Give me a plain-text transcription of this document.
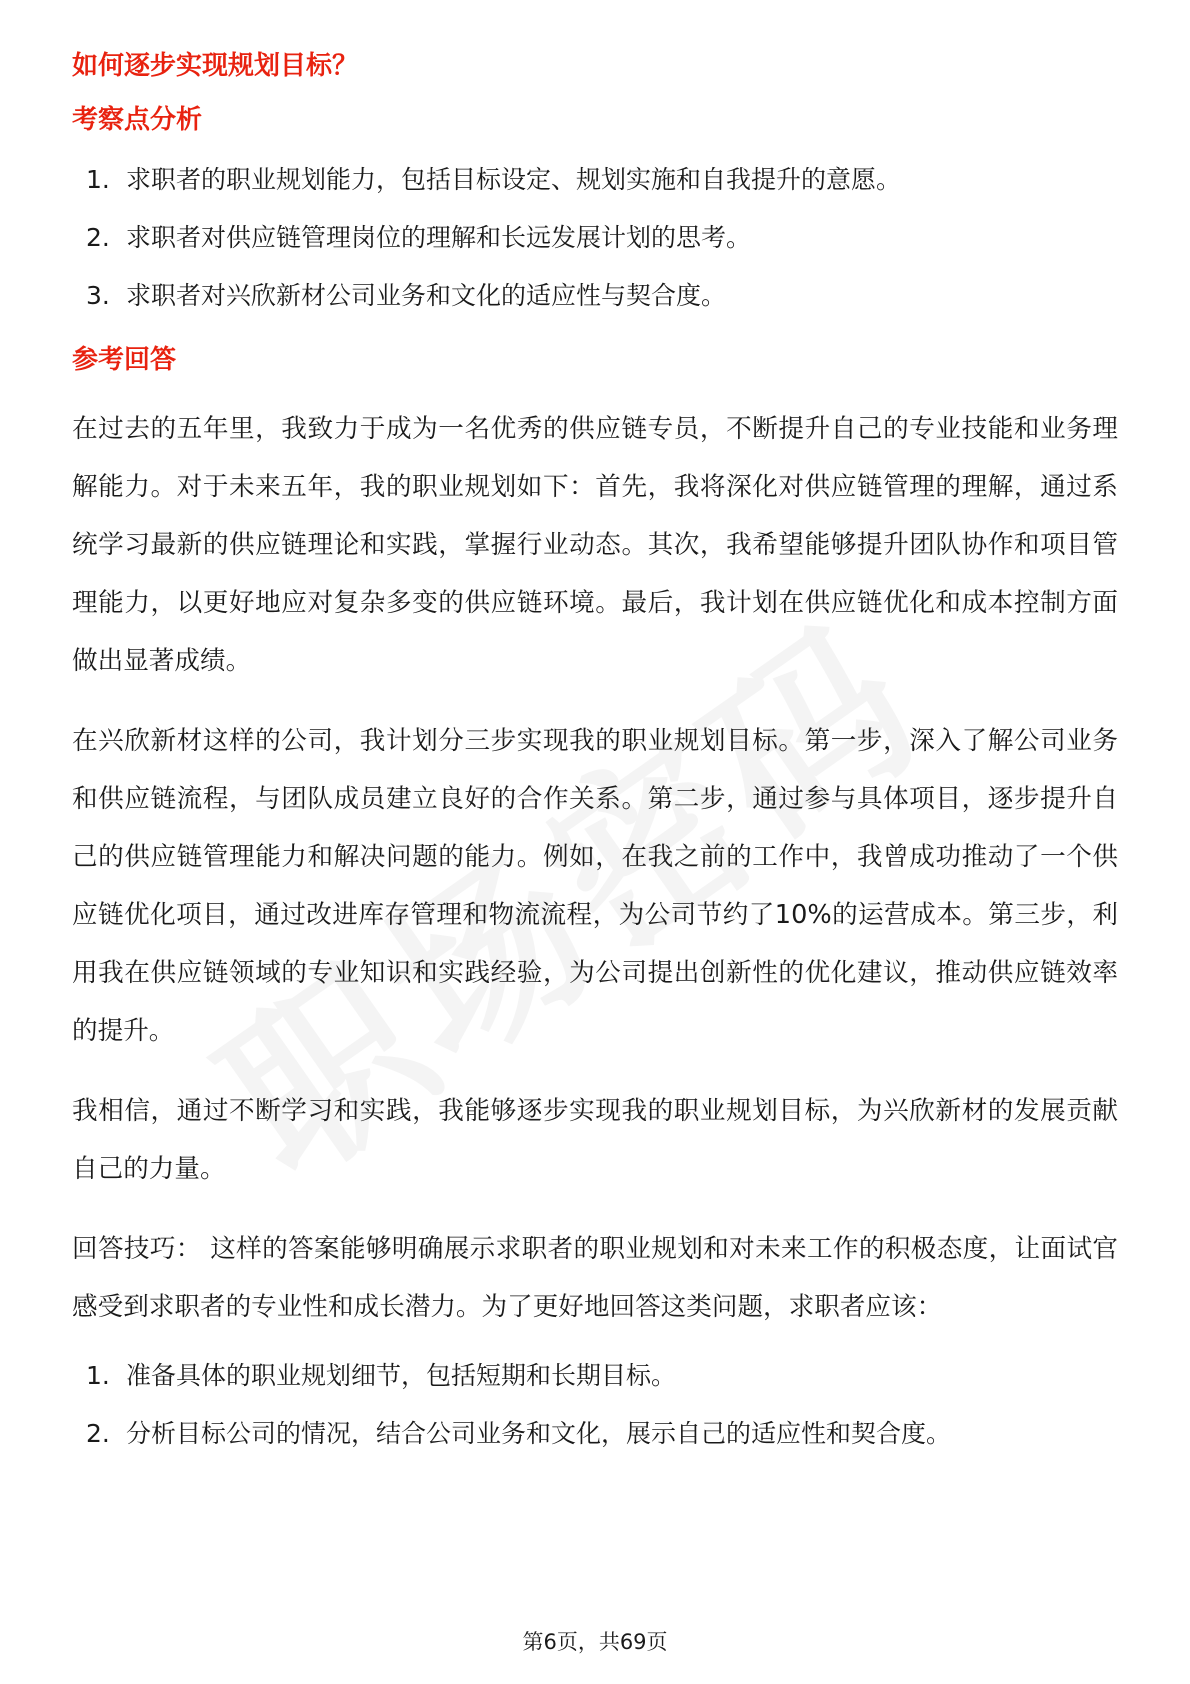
如何逐步实现规划目标？
考察点分析
1. 求职者的职业规划能力，包括目标设定、规划实施和自我提升的意愿。
2. 求职者对供应链管理岗位的理解和长远发展计划的思考。
3. 求职者对兴欣新材公司业务和文化的适应性与契合度。
参考回答

在过去的五年里，我致力于成为一名优秀的供应链专员，不断提升自己的专业技能和业务理解能力。对于未来五年，我的职业规划如下：首先，我将深化对供应链管理的理解，通过系统学习最新的供应链理论和实践，掌握行业动态。其次，我希望能够提升团队协作和项目管理能力，以更好地应对复杂多变的供应链环境。最后，我计划在供应链优化和成本控制方面做出显著成绩。

在兴欣新材这样的公司，我计划分三步实现我的职业规划目标。第一步，深入了解公司业务和供应链流程，与团队成员建立良好的合作关系。第二步，通过参与具体项目，逐步提升自己的供应链管理能力和解决问题的能力。例如，在我之前的工作中，我曾成功推动了一个供应链优化项目，通过改进库存管理和物流流程，为公司节约了10%的运营成本。第三步，利用我在供应链领域的专业知识和实践经验，为公司提出创新性的优化建议，推动供应链效率的提升。

我相信，通过不断学习和实践，我能够逐步实现我的职业规划目标，为兴欣新材的发展贡献自己的力量。

回答技巧： 这样的答案能够明确展示求职者的职业规划和对未来工作的积极态度，让面试官感受到求职者的专业性和成长潜力。为了更好地回答这类问题，求职者应该：

1. 准备具体的职业规划细节，包括短期和长期目标。
2. 分析目标公司的情况，结合公司业务和文化，展示自己的适应性和契合度。
第6页，共69页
....................
_What is being asked_
Leave out all images, then reproduce the entries above exactly.

_Task answer_
Give me a plain-text transcription of this document.
如何逐步实现规划目标？
考察点分析
1. 求职者的职业规划能力，包括目标设定、规划实施和自我提升的意愿。
2. 求职者对供应链管理岗位的理解和长远发展计划的思考。
3. 求职者对兴欣新材公司业务和文化的适应性与契合度。
参考回答

在过去的五年里，我致力于成为一名优秀的供应链专员，不断提升自己的专业技能和业务理解能力。对于未来五年，我的职业规划如下：首先，我将深化对供应链管理的理解，通过系统学习最新的供应链理论和实践，掌握行业动态。其次，我希望能够提升团队协作和项目管理能力，以更好地应对复杂多变的供应链环境。最后，我计划在供应链优化和成本控制方面做出显著成绩。

在兴欣新材这样的公司，我计划分三步实现我的职业规划目标。第一步，深入了解公司业务和供应链流程，与团队成员建立良好的合作关系。第二步，通过参与具体项目，逐步提升自己的供应链管理能力和解决问题的能力。例如，在我之前的工作中，我曾成功推动了一个供应链优化项目，通过改进库存管理和物流流程，为公司节约了10%的运营成本。第三步，利用我在供应链领域的专业知识和实践经验，为公司提出创新性的优化建议，推动供应链效率的提升。

我相信，通过不断学习和实践，我能够逐步实现我的职业规划目标，为兴欣新材的发展贡献自己的力量。

回答技巧： 这样的答案能够明确展示求职者的职业规划和对未来工作的积极态度，让面试官感受到求职者的专业性和成长潜力。为了更好地回答这类问题，求职者应该：

1. 准备具体的职业规划细节，包括短期和长期目标。
2. 分析目标公司的情况，结合公司业务和文化，展示自己的适应性和契合度。
第6页，共69页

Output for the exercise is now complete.